▶ DO THIS
Images embedded in the records are excluded; print everything else exactly as given.
start MATERIAL FOR THIS TASK
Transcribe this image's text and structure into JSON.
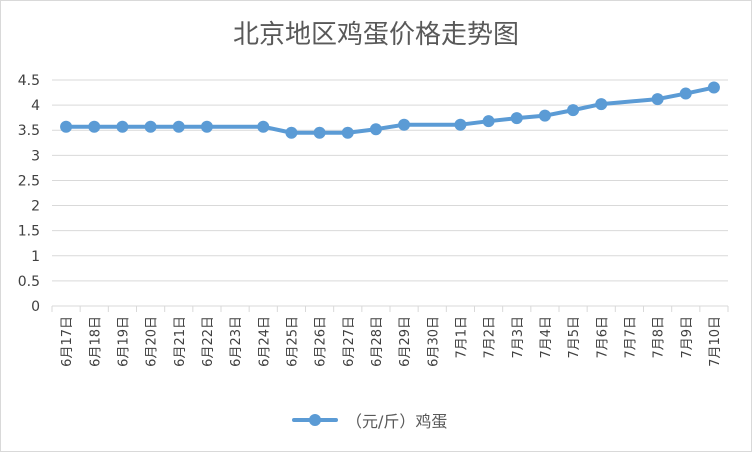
{
  "chart_data": {
    "type": "line",
    "title": "北京地区鸡蛋价格走势图",
    "categories": [
      "6月17日",
      "6月18日",
      "6月19日",
      "6月20日",
      "6月21日",
      "6月22日",
      "6月23日",
      "6月24日",
      "6月25日",
      "6月26日",
      "6月27日",
      "6月28日",
      "6月29日",
      "6月30日",
      "7月1日",
      "7月2日",
      "7月3日",
      "7月4日",
      "7月5日",
      "7月6日",
      "7月7日",
      "7月8日",
      "7月9日",
      "7月10日"
    ],
    "series": [
      {
        "name": "（元/斤）鸡蛋",
        "values": [
          3.57,
          3.57,
          3.57,
          3.57,
          3.57,
          3.57,
          null,
          3.57,
          3.45,
          3.45,
          3.45,
          3.52,
          3.61,
          null,
          3.61,
          3.68,
          3.74,
          3.79,
          3.9,
          4.02,
          null,
          4.12,
          4.23,
          4.35
        ],
        "color": "#5b9bd5"
      }
    ],
    "ylim": [
      0,
      4.5
    ],
    "yticks": [
      "0",
      "0.5",
      "1",
      "1.5",
      "2",
      "2.5",
      "3",
      "3.5",
      "4",
      "4.5"
    ],
    "grid": true,
    "legend": "bottom"
  }
}
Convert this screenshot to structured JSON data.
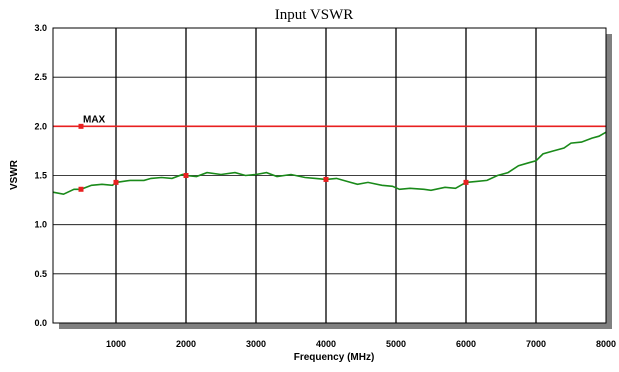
{
  "chart_data": {
    "type": "line",
    "title": "Input VSWR",
    "xlabel": "Frequency (MHz)",
    "ylabel": "VSWR",
    "xlim": [
      100,
      8000
    ],
    "ylim": [
      0.0,
      3.0
    ],
    "x_ticks": [
      1000,
      2000,
      3000,
      4000,
      5000,
      6000,
      7000,
      8000
    ],
    "x_tick_labels": [
      "1000",
      "2000",
      "3000",
      "4000",
      "5000",
      "6000",
      "7000",
      "8000"
    ],
    "y_ticks": [
      0.0,
      0.5,
      1.0,
      1.5,
      2.0,
      2.5,
      3.0
    ],
    "y_tick_labels": [
      "0.0",
      "0.5",
      "1.0",
      "1.5",
      "2.0",
      "2.5",
      "3.0"
    ],
    "grid": true,
    "series": [
      {
        "color": "#1a8a1a",
        "x": [
          100,
          250,
          400,
          500,
          650,
          800,
          950,
          1000,
          1200,
          1400,
          1500,
          1650,
          1800,
          1950,
          2000,
          2150,
          2300,
          2500,
          2700,
          2850,
          3000,
          3150,
          3300,
          3500,
          3700,
          3850,
          4000,
          4150,
          4300,
          4450,
          4600,
          4800,
          4950,
          5050,
          5200,
          5400,
          5500,
          5700,
          5850,
          6000,
          6150,
          6300,
          6450,
          6600,
          6750,
          6900,
          7000,
          7100,
          7250,
          7400,
          7500,
          7650,
          7800,
          7900,
          8000
        ],
        "y": [
          1.33,
          1.31,
          1.36,
          1.36,
          1.4,
          1.41,
          1.4,
          1.43,
          1.45,
          1.45,
          1.47,
          1.48,
          1.47,
          1.51,
          1.5,
          1.49,
          1.53,
          1.51,
          1.53,
          1.5,
          1.51,
          1.53,
          1.49,
          1.51,
          1.48,
          1.47,
          1.46,
          1.47,
          1.44,
          1.41,
          1.43,
          1.4,
          1.39,
          1.36,
          1.37,
          1.36,
          1.35,
          1.38,
          1.37,
          1.43,
          1.44,
          1.45,
          1.5,
          1.53,
          1.6,
          1.63,
          1.65,
          1.72,
          1.75,
          1.78,
          1.83,
          1.84,
          1.88,
          1.9,
          1.94
        ]
      }
    ],
    "markers": {
      "color": "#e82020",
      "x": [
        500,
        1000,
        2000,
        4000,
        6000
      ],
      "y": [
        1.36,
        1.43,
        1.5,
        1.46,
        1.43
      ]
    },
    "limit_line": {
      "y": 2.0,
      "color": "#e82020"
    },
    "annotations": [
      {
        "text": "MAX",
        "x": 500,
        "y": 2.0
      }
    ]
  }
}
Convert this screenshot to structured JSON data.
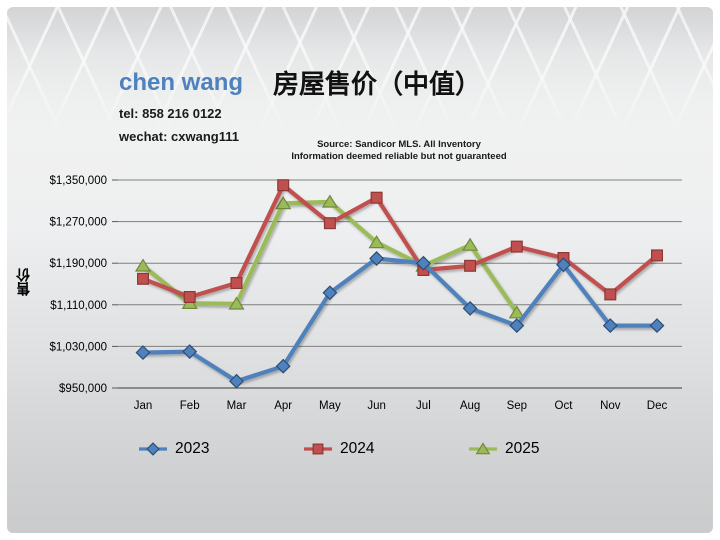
{
  "header": {
    "agent_name": "chen wang",
    "agent_name_color": "#4f81bd",
    "tel": "tel: 858 216 0122",
    "wechat": "wechat: cxwang111",
    "title": "房屋售价（中值）",
    "source_line1": "Source: Sandicor MLS. All Inventory",
    "source_line2": "Information deemed reliable but not guaranteed"
  },
  "chart_data": {
    "type": "line",
    "title": "房屋售价（中值）",
    "ylabel": "售价",
    "xlabel": "",
    "categories": [
      "Jan",
      "Feb",
      "Mar",
      "Apr",
      "May",
      "Jun",
      "Jul",
      "Aug",
      "Sep",
      "Oct",
      "Nov",
      "Dec"
    ],
    "ylim": [
      950000,
      1350000
    ],
    "y_ticks": [
      950000,
      1030000,
      1110000,
      1190000,
      1270000,
      1350000
    ],
    "y_tick_labels": [
      "$950,000",
      "$1,030,000",
      "$1,110,000",
      "$1,190,000",
      "$1,270,000",
      "$1,350,000"
    ],
    "grid": true,
    "legend_position": "bottom",
    "colors": {
      "grid": "#7f7f7f",
      "axis": "#595959"
    },
    "series": [
      {
        "name": "2023",
        "marker": "diamond",
        "color": "#4f81bd",
        "border": "#2c4d75",
        "values": [
          1018000,
          1020000,
          963000,
          992000,
          1133000,
          1199000,
          1190000,
          1103000,
          1070000,
          1187000,
          1070000,
          1070000
        ]
      },
      {
        "name": "2024",
        "marker": "square",
        "color": "#c0504d",
        "border": "#8c3836",
        "values": [
          1160000,
          1125000,
          1152000,
          1340000,
          1267000,
          1316000,
          1177000,
          1185000,
          1222000,
          1200000,
          1130000,
          1205000
        ]
      },
      {
        "name": "2025",
        "marker": "triangle",
        "color": "#9bbb59",
        "border": "#71893f",
        "values": [
          1185000,
          1113000,
          1112000,
          1305000,
          1308000,
          1230000,
          1185000,
          1225000,
          1095000,
          null,
          null,
          null
        ]
      }
    ]
  }
}
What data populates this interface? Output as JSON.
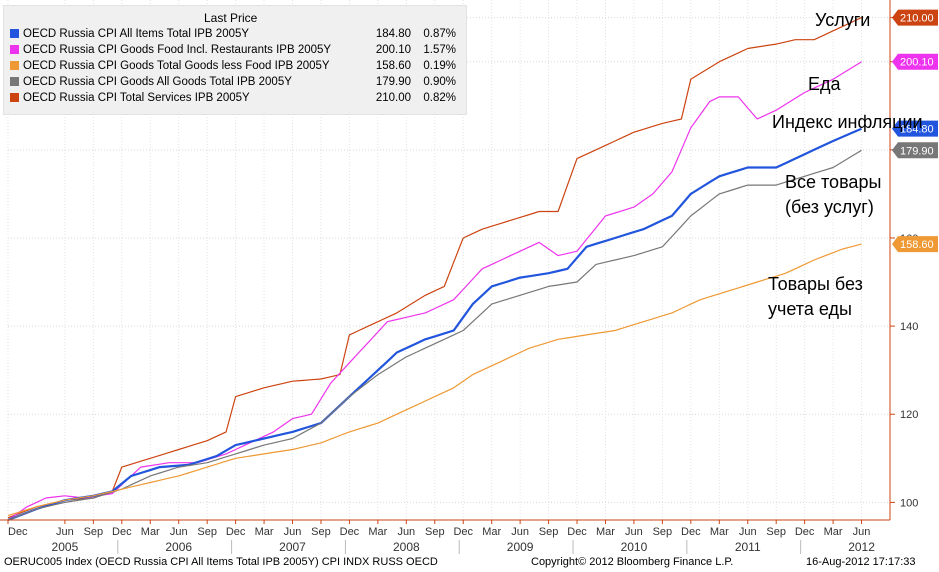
end MATERIAL FOR THIS TASK
▶ OUTPUT FOR THIS TASK
Transcribe this image's text and structure into JSON.
{
  "chart_data": {
    "type": "line",
    "title": "北京地区鸡蛋价格走势图",
    "categories": [
      "6月17日",
      "6月18日",
      "6月19日",
      "6月20日",
      "6月21日",
      "6月22日",
      "6月23日",
      "6月24日",
      "6月25日",
      "6月26日",
      "6月27日",
      "6月28日",
      "6月29日",
      "6月30日",
      "7月1日",
      "7月2日",
      "7月3日",
      "7月4日",
      "7月5日",
      "7月6日",
      "7月7日",
      "7月8日",
      "7月9日",
      "7月10日"
    ],
    "series": [
      {
        "name": "（元/斤）鸡蛋",
        "values": [
          3.57,
          3.57,
          3.57,
          3.57,
          3.57,
          3.57,
          null,
          3.57,
          3.45,
          3.45,
          3.45,
          3.52,
          3.61,
          null,
          3.61,
          3.68,
          3.74,
          3.79,
          3.9,
          4.02,
          null,
          4.12,
          4.23,
          4.35
        ],
        "color": "#5b9bd5"
      }
    ],
    "ylim": [
      0,
      4.5
    ],
    "yticks": [
      "0",
      "0.5",
      "1",
      "1.5",
      "2",
      "2.5",
      "3",
      "3.5",
      "4",
      "4.5"
    ],
    "grid": true,
    "legend": "bottom"
  }
}
Convert this screenshot to structured JSON data.
{
  "chart_data": {
    "type": "line",
    "title": "Input VSWR",
    "xlabel": "Frequency (MHz)",
    "ylabel": "VSWR",
    "xlim": [
      100,
      8000
    ],
    "ylim": [
      0.0,
      3.0
    ],
    "x_ticks": [
      1000,
      2000,
      3000,
      4000,
      5000,
      6000,
      7000,
      8000
    ],
    "x_tick_labels": [
      "1000",
      "2000",
      "3000",
      "4000",
      "5000",
      "6000",
      "7000",
      "8000"
    ],
    "y_ticks": [
      0.0,
      0.5,
      1.0,
      1.5,
      2.0,
      2.5,
      3.0
    ],
    "y_tick_labels": [
      "0.0",
      "0.5",
      "1.0",
      "1.5",
      "2.0",
      "2.5",
      "3.0"
    ],
    "grid": true,
    "series": [
      {
        "color": "#1a8a1a",
        "x": [
          100,
          250,
          400,
          500,
          650,
          800,
          950,
          1000,
          1200,
          1400,
          1500,
          1650,
          1800,
          1950,
          2000,
          2150,
          2300,
          2500,
          2700,
          2850,
          3000,
          3150,
          3300,
          3500,
          3700,
          3850,
          4000,
          4150,
          4300,
          4450,
          4600,
          4800,
          4950,
          5050,
          5200,
          5400,
          5500,
          5700,
          5850,
          6000,
          6150,
          6300,
          6450,
          6600,
          6750,
          6900,
          7000,
          7100,
          7250,
          7400,
          7500,
          7650,
          7800,
          7900,
          8000
        ],
        "y": [
          1.33,
          1.31,
          1.36,
          1.36,
          1.4,
          1.41,
          1.4,
          1.43,
          1.45,
          1.45,
          1.47,
          1.48,
          1.47,
          1.51,
          1.5,
          1.49,
          1.53,
          1.51,
          1.53,
          1.5,
          1.51,
          1.53,
          1.49,
          1.51,
          1.48,
          1.47,
          1.46,
          1.47,
          1.44,
          1.41,
          1.43,
          1.4,
          1.39,
          1.36,
          1.37,
          1.36,
          1.35,
          1.38,
          1.37,
          1.43,
          1.44,
          1.45,
          1.5,
          1.53,
          1.6,
          1.63,
          1.65,
          1.72,
          1.75,
          1.78,
          1.83,
          1.84,
          1.88,
          1.9,
          1.94
        ]
      }
    ],
    "markers": {
      "color": "#e82020",
      "x": [
        500,
        1000,
        2000,
        4000,
        6000
      ],
      "y": [
        1.36,
        1.43,
        1.5,
        1.46,
        1.43
      ]
    },
    "limit_line": {
      "y": 2.0,
      "color": "#e82020"
    },
    "annotations": [
      {
        "text": "MAX",
        "x": 500,
        "y": 2.0
      }
    ]
  }
}
Convert this screenshot to structured JSON data.
{
  "header": {
    "agent_name": "chen wang",
    "agent_name_color": "#4f81bd",
    "tel": "tel: 858 216 0122",
    "wechat": "wechat: cxwang111",
    "title": "房屋售价（中值）",
    "source_line1": "Source: Sandicor MLS. All Inventory",
    "source_line2": "Information deemed reliable but not guaranteed"
  },
  "chart_data": {
    "type": "line",
    "title": "房屋售价（中值）",
    "ylabel": "售价",
    "xlabel": "",
    "categories": [
      "Jan",
      "Feb",
      "Mar",
      "Apr",
      "May",
      "Jun",
      "Jul",
      "Aug",
      "Sep",
      "Oct",
      "Nov",
      "Dec"
    ],
    "ylim": [
      950000,
      1350000
    ],
    "y_ticks": [
      950000,
      1030000,
      1110000,
      1190000,
      1270000,
      1350000
    ],
    "y_tick_labels": [
      "$950,000",
      "$1,030,000",
      "$1,110,000",
      "$1,190,000",
      "$1,270,000",
      "$1,350,000"
    ],
    "grid": true,
    "legend_position": "bottom",
    "colors": {
      "grid": "#7f7f7f",
      "axis": "#595959"
    },
    "series": [
      {
        "name": "2023",
        "marker": "diamond",
        "color": "#4f81bd",
        "border": "#2c4d75",
        "values": [
          1018000,
          1020000,
          963000,
          992000,
          1133000,
          1199000,
          1190000,
          1103000,
          1070000,
          1187000,
          1070000,
          1070000
        ]
      },
      {
        "name": "2024",
        "marker": "square",
        "color": "#c0504d",
        "border": "#8c3836",
        "values": [
          1160000,
          1125000,
          1152000,
          1340000,
          1267000,
          1316000,
          1177000,
          1185000,
          1222000,
          1200000,
          1130000,
          1205000
        ]
      },
      {
        "name": "2025",
        "marker": "triangle",
        "color": "#9bbb59",
        "border": "#71893f",
        "values": [
          1185000,
          1113000,
          1112000,
          1305000,
          1308000,
          1230000,
          1185000,
          1225000,
          1095000,
          null,
          null,
          null
        ]
      }
    ]
  }
}
What data populates this interface? Output as JSON.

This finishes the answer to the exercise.